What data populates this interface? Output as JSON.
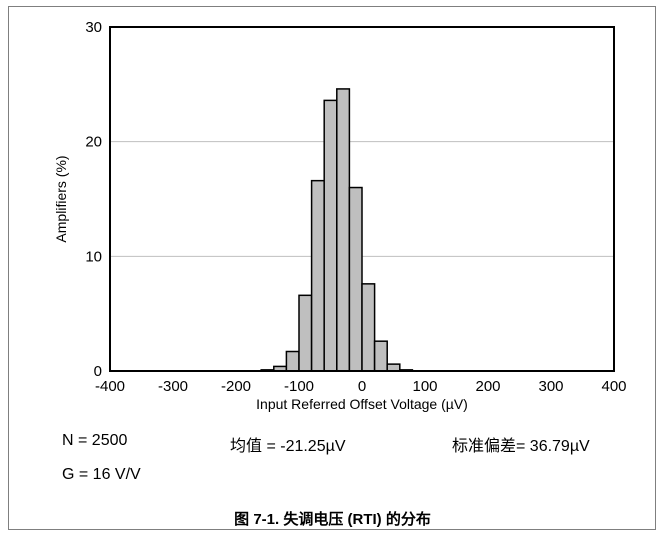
{
  "chart_data": {
    "type": "bar",
    "title": "",
    "xlabel": "Input Referred Offset Voltage (µV)",
    "ylabel": "Amplifiers (%)",
    "xlim": [
      -400,
      400
    ],
    "ylim": [
      0,
      30
    ],
    "x_ticks": [
      "-400",
      "-300",
      "-200",
      "-100",
      "0",
      "100",
      "200",
      "300",
      "400"
    ],
    "y_ticks": [
      "0",
      "10",
      "20",
      "30"
    ],
    "grid": "horizontal",
    "bin_width": 20,
    "bins": [
      {
        "start": -160,
        "value": 0.1
      },
      {
        "start": -140,
        "value": 0.4
      },
      {
        "start": -120,
        "value": 1.7
      },
      {
        "start": -100,
        "value": 6.6
      },
      {
        "start": -80,
        "value": 16.6
      },
      {
        "start": -60,
        "value": 23.6
      },
      {
        "start": -40,
        "value": 24.6
      },
      {
        "start": -20,
        "value": 16.0
      },
      {
        "start": 0,
        "value": 7.6
      },
      {
        "start": 20,
        "value": 2.6
      },
      {
        "start": 40,
        "value": 0.6
      },
      {
        "start": 60,
        "value": 0.1
      }
    ],
    "colors": {
      "bar_fill": "#bfbfbf",
      "bar_stroke": "#000000",
      "grid": "#bfbfbf"
    }
  },
  "stats": {
    "n": "N = 2500",
    "mean": "均值 = -21.25µV",
    "std": "标准偏差= 36.79µV",
    "gain": "G = 16 V/V"
  },
  "caption": "图 7-1. 失调电压 (RTI) 的分布"
}
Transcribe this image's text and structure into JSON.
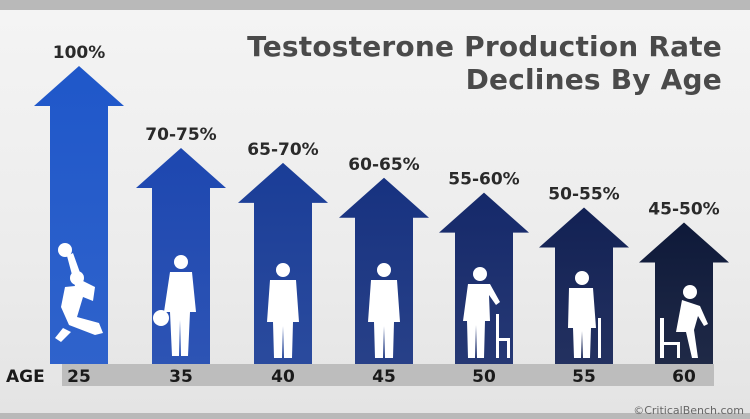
{
  "title_line1": "Testosterone Production Rate",
  "title_line2": "Declines By Age",
  "age_axis_label": "AGE",
  "watermark": "©CriticalBench.com",
  "chart_data": {
    "type": "bar",
    "categories": [
      "25",
      "35",
      "40",
      "45",
      "50",
      "55",
      "60"
    ],
    "value_labels": [
      "100%",
      "70-75%",
      "65-70%",
      "60-65%",
      "55-60%",
      "50-55%",
      "45-50%"
    ],
    "values": [
      100,
      72.5,
      67.5,
      62.5,
      57.5,
      52.5,
      47.5
    ],
    "title": "Testosterone Production Rate Declines By Age",
    "xlabel": "AGE",
    "ylabel": "",
    "ylim": [
      0,
      100
    ],
    "colors": [
      "#1f57c9",
      "#1d47b0",
      "#1a3d97",
      "#173280",
      "#15296a",
      "#122154",
      "#0e1939"
    ],
    "silhouettes": [
      "basketball-dunk-figure",
      "basketball-player-figure",
      "standing-man-figure",
      "standing-man-figure",
      "man-with-chair-figure",
      "elderly-man-with-cane-figure",
      "elderly-man-sitting-figure"
    ]
  }
}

━━━━━━━━━━━━━━━━

[Task objective] Output the data above without changes, apart from leaving out the pictures.

[Exercise answer]
What data populates this interface? Output as JSON.
{
  "chart_data": {
    "type": "bar",
    "title": "",
    "xlabel": "Input Referred Offset Voltage (µV)",
    "ylabel": "Amplifiers (%)",
    "xlim": [
      -400,
      400
    ],
    "ylim": [
      0,
      30
    ],
    "x_ticks": [
      "-400",
      "-300",
      "-200",
      "-100",
      "0",
      "100",
      "200",
      "300",
      "400"
    ],
    "y_ticks": [
      "0",
      "10",
      "20",
      "30"
    ],
    "grid": "horizontal",
    "bin_width": 20,
    "bins": [
      {
        "start": -160,
        "value": 0.1
      },
      {
        "start": -140,
        "value": 0.4
      },
      {
        "start": -120,
        "value": 1.7
      },
      {
        "start": -100,
        "value": 6.6
      },
      {
        "start": -80,
        "value": 16.6
      },
      {
        "start": -60,
        "value": 23.6
      },
      {
        "start": -40,
        "value": 24.6
      },
      {
        "start": -20,
        "value": 16.0
      },
      {
        "start": 0,
        "value": 7.6
      },
      {
        "start": 20,
        "value": 2.6
      },
      {
        "start": 40,
        "value": 0.6
      },
      {
        "start": 60,
        "value": 0.1
      }
    ],
    "colors": {
      "bar_fill": "#bfbfbf",
      "bar_stroke": "#000000",
      "grid": "#bfbfbf"
    }
  },
  "stats": {
    "n": "N = 2500",
    "mean": "均值 = -21.25µV",
    "std": "标准偏差= 36.79µV",
    "gain": "G = 16 V/V"
  },
  "caption": "图 7-1. 失调电压 (RTI) 的分布"
}
Transcribe this image's text and structure into JSON.
{
  "title_line1": "Testosterone Production Rate",
  "title_line2": "Declines By Age",
  "age_axis_label": "AGE",
  "watermark": "©CriticalBench.com",
  "chart_data": {
    "type": "bar",
    "categories": [
      "25",
      "35",
      "40",
      "45",
      "50",
      "55",
      "60"
    ],
    "value_labels": [
      "100%",
      "70-75%",
      "65-70%",
      "60-65%",
      "55-60%",
      "50-55%",
      "45-50%"
    ],
    "values": [
      100,
      72.5,
      67.5,
      62.5,
      57.5,
      52.5,
      47.5
    ],
    "title": "Testosterone Production Rate Declines By Age",
    "xlabel": "AGE",
    "ylabel": "",
    "ylim": [
      0,
      100
    ],
    "colors": [
      "#1f57c9",
      "#1d47b0",
      "#1a3d97",
      "#173280",
      "#15296a",
      "#122154",
      "#0e1939"
    ],
    "silhouettes": [
      "basketball-dunk-figure",
      "basketball-player-figure",
      "standing-man-figure",
      "standing-man-figure",
      "man-with-chair-figure",
      "elderly-man-with-cane-figure",
      "elderly-man-sitting-figure"
    ]
  }
}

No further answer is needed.